#### [WHAT TO WORK ON]
Could you extract every entry below and reproduce it exactly?

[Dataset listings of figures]
------------------------

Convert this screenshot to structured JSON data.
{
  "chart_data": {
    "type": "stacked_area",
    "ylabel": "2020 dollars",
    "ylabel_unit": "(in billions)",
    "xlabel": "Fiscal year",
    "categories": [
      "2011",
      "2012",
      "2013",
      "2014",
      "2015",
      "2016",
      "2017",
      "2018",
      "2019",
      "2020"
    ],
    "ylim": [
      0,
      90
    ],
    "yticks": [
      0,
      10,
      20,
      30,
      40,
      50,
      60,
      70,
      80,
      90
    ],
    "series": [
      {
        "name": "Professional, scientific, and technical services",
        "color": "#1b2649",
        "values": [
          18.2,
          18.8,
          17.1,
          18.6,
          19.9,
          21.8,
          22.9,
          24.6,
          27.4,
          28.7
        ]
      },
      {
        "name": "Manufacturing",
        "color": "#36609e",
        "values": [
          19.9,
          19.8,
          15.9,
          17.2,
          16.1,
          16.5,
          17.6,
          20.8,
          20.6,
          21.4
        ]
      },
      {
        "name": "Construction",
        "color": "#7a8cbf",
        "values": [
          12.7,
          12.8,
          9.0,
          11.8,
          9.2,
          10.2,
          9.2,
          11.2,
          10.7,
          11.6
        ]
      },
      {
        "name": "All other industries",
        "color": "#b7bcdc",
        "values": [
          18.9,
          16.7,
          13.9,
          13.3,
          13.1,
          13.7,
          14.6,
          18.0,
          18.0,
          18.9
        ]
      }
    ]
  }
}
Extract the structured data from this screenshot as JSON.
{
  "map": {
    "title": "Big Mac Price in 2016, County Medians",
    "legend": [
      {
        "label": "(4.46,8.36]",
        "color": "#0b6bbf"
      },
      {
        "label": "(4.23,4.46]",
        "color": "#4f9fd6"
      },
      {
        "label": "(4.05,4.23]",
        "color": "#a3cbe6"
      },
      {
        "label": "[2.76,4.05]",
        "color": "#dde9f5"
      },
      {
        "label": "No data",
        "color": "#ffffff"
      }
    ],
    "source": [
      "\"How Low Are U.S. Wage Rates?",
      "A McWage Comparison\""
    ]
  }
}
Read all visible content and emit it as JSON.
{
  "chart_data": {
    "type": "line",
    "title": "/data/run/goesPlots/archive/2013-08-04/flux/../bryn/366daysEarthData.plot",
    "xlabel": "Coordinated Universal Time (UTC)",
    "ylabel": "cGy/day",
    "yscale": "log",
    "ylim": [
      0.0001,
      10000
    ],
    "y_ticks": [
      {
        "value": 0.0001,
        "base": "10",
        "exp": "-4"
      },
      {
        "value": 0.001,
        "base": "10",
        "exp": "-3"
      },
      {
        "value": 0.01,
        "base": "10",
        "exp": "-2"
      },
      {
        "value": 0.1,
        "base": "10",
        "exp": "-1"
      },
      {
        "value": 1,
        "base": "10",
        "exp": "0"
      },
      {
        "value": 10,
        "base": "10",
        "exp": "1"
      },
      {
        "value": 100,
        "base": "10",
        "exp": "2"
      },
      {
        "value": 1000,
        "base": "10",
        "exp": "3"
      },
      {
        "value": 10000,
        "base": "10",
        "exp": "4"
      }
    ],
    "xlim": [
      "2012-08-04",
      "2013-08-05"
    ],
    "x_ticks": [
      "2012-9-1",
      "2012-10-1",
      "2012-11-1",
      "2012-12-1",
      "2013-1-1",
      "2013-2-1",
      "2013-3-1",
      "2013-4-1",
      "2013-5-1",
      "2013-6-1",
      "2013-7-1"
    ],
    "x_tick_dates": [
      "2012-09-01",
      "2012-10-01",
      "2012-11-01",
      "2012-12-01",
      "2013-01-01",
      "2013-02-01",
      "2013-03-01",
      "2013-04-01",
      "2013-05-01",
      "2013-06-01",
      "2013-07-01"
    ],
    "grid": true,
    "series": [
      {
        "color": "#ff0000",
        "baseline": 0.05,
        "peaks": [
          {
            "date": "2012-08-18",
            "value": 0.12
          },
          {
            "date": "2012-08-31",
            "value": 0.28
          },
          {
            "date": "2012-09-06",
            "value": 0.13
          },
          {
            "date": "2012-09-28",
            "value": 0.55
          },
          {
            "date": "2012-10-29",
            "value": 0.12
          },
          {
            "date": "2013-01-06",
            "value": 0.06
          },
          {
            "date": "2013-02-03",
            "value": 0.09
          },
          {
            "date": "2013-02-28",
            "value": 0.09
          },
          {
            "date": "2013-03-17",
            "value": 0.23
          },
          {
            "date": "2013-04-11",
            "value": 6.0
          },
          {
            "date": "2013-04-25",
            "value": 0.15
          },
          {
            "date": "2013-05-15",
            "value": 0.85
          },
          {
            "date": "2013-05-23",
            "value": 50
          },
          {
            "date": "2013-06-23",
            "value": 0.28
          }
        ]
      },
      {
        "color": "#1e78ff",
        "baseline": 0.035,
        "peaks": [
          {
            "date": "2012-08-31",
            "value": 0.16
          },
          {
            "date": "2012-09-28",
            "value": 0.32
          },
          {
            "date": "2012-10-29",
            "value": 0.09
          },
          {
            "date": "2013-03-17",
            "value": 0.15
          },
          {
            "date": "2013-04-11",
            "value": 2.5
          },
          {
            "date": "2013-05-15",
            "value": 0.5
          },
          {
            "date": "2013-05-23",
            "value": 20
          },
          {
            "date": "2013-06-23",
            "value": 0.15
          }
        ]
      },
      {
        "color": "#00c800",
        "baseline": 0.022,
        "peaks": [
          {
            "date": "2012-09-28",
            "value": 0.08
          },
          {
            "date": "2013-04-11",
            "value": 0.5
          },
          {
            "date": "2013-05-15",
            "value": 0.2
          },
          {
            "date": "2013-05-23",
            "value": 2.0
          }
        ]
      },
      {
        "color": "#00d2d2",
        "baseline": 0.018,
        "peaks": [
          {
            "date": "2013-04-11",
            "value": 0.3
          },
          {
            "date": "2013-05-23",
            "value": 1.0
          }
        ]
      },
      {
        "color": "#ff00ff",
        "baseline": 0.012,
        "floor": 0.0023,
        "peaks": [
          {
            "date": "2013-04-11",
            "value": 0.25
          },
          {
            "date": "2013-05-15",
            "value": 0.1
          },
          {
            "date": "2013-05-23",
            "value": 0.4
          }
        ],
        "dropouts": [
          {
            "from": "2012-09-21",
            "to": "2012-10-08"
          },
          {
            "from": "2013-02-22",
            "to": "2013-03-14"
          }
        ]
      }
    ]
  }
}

------------------------

#### [CORRECT RESPONSE]
Convert this screenshot to structured JSON data.
{
  "chart_data": {
    "type": "stacked_area",
    "ylabel": "2020 dollars",
    "ylabel_unit": "(in billions)",
    "xlabel": "Fiscal year",
    "categories": [
      "2011",
      "2012",
      "2013",
      "2014",
      "2015",
      "2016",
      "2017",
      "2018",
      "2019",
      "2020"
    ],
    "ylim": [
      0,
      90
    ],
    "yticks": [
      0,
      10,
      20,
      30,
      40,
      50,
      60,
      70,
      80,
      90
    ],
    "series": [
      {
        "name": "Professional, scientific, and technical services",
        "color": "#1b2649",
        "values": [
          18.2,
          18.8,
          17.1,
          18.6,
          19.9,
          21.8,
          22.9,
          24.6,
          27.4,
          28.7
        ]
      },
      {
        "name": "Manufacturing",
        "color": "#36609e",
        "values": [
          19.9,
          19.8,
          15.9,
          17.2,
          16.1,
          16.5,
          17.6,
          20.8,
          20.6,
          21.4
        ]
      },
      {
        "name": "Construction",
        "color": "#7a8cbf",
        "values": [
          12.7,
          12.8,
          9.0,
          11.8,
          9.2,
          10.2,
          9.2,
          11.2,
          10.7,
          11.6
        ]
      },
      {
        "name": "All other industries",
        "color": "#b7bcdc",
        "values": [
          18.9,
          16.7,
          13.9,
          13.3,
          13.1,
          13.7,
          14.6,
          18.0,
          18.0,
          18.9
        ]
      }
    ]
  }
}
Extract the structured data from this screenshot as JSON.
{
  "map": {
    "title": "Big Mac Price in 2016, County Medians",
    "legend": [
      {
        "label": "(4.46,8.36]",
        "color": "#0b6bbf"
      },
      {
        "label": "(4.23,4.46]",
        "color": "#4f9fd6"
      },
      {
        "label": "(4.05,4.23]",
        "color": "#a3cbe6"
      },
      {
        "label": "[2.76,4.05]",
        "color": "#dde9f5"
      },
      {
        "label": "No data",
        "color": "#ffffff"
      }
    ],
    "source": [
      "\"How Low Are U.S. Wage Rates?",
      "A McWage Comparison\""
    ]
  }
}
Read all visible content and emit it as JSON.
{
  "chart_data": {
    "type": "line",
    "title": "/data/run/goesPlots/archive/2013-08-04/flux/../bryn/366daysEarthData.plot",
    "xlabel": "Coordinated Universal Time (UTC)",
    "ylabel": "cGy/day",
    "yscale": "log",
    "ylim": [
      0.0001,
      10000
    ],
    "y_ticks": [
      {
        "value": 0.0001,
        "base": "10",
        "exp": "-4"
      },
      {
        "value": 0.001,
        "base": "10",
        "exp": "-3"
      },
      {
        "value": 0.01,
        "base": "10",
        "exp": "-2"
      },
      {
        "value": 0.1,
        "base": "10",
        "exp": "-1"
      },
      {
        "value": 1,
        "base": "10",
        "exp": "0"
      },
      {
        "value": 10,
        "base": "10",
        "exp": "1"
      },
      {
        "value": 100,
        "base": "10",
        "exp": "2"
      },
      {
        "value": 1000,
        "base": "10",
        "exp": "3"
      },
      {
        "value": 10000,
        "base": "10",
        "exp": "4"
      }
    ],
    "xlim": [
      "2012-08-04",
      "2013-08-05"
    ],
    "x_ticks": [
      "2012-9-1",
      "2012-10-1",
      "2012-11-1",
      "2012-12-1",
      "2013-1-1",
      "2013-2-1",
      "2013-3-1",
      "2013-4-1",
      "2013-5-1",
      "2013-6-1",
      "2013-7-1"
    ],
    "x_tick_dates": [
      "2012-09-01",
      "2012-10-01",
      "2012-11-01",
      "2012-12-01",
      "2013-01-01",
      "2013-02-01",
      "2013-03-01",
      "2013-04-01",
      "2013-05-01",
      "2013-06-01",
      "2013-07-01"
    ],
    "grid": true,
    "series": [
      {
        "color": "#ff0000",
        "baseline": 0.05,
        "peaks": [
          {
            "date": "2012-08-18",
            "value": 0.12
          },
          {
            "date": "2012-08-31",
            "value": 0.28
          },
          {
            "date": "2012-09-06",
            "value": 0.13
          },
          {
            "date": "2012-09-28",
            "value": 0.55
          },
          {
            "date": "2012-10-29",
            "value": 0.12
          },
          {
            "date": "2013-01-06",
            "value": 0.06
          },
          {
            "date": "2013-02-03",
            "value": 0.09
          },
          {
            "date": "2013-02-28",
            "value": 0.09
          },
          {
            "date": "2013-03-17",
            "value": 0.23
          },
          {
            "date": "2013-04-11",
            "value": 6.0
          },
          {
            "date": "2013-04-25",
            "value": 0.15
          },
          {
            "date": "2013-05-15",
            "value": 0.85
          },
          {
            "date": "2013-05-23",
            "value": 50
          },
          {
            "date": "2013-06-23",
            "value": 0.28
          }
        ]
      },
      {
        "color": "#1e78ff",
        "baseline": 0.035,
        "peaks": [
          {
            "date": "2012-08-31",
            "value": 0.16
          },
          {
            "date": "2012-09-28",
            "value": 0.32
          },
          {
            "date": "2012-10-29",
            "value": 0.09
          },
          {
            "date": "2013-03-17",
            "value": 0.15
          },
          {
            "date": "2013-04-11",
            "value": 2.5
          },
          {
            "date": "2013-05-15",
            "value": 0.5
          },
          {
            "date": "2013-05-23",
            "value": 20
          },
          {
            "date": "2013-06-23",
            "value": 0.15
          }
        ]
      },
      {
        "color": "#00c800",
        "baseline": 0.022,
        "peaks": [
          {
            "date": "2012-09-28",
            "value": 0.08
          },
          {
            "date": "2013-04-11",
            "value": 0.5
          },
          {
            "date": "2013-05-15",
            "value": 0.2
          },
          {
            "date": "2013-05-23",
            "value": 2.0
          }
        ]
      },
      {
        "color": "#00d2d2",
        "baseline": 0.018,
        "peaks": [
          {
            "date": "2013-04-11",
            "value": 0.3
          },
          {
            "date": "2013-05-23",
            "value": 1.0
          }
        ]
      },
      {
        "color": "#ff00ff",
        "baseline": 0.012,
        "floor": 0.0023,
        "peaks": [
          {
            "date": "2013-04-11",
            "value": 0.25
          },
          {
            "date": "2013-05-15",
            "value": 0.1
          },
          {
            "date": "2013-05-23",
            "value": 0.4
          }
        ],
        "dropouts": [
          {
            "from": "2012-09-21",
            "to": "2012-10-08"
          },
          {
            "from": "2013-02-22",
            "to": "2013-03-14"
          }
        ]
      }
    ]
  }
}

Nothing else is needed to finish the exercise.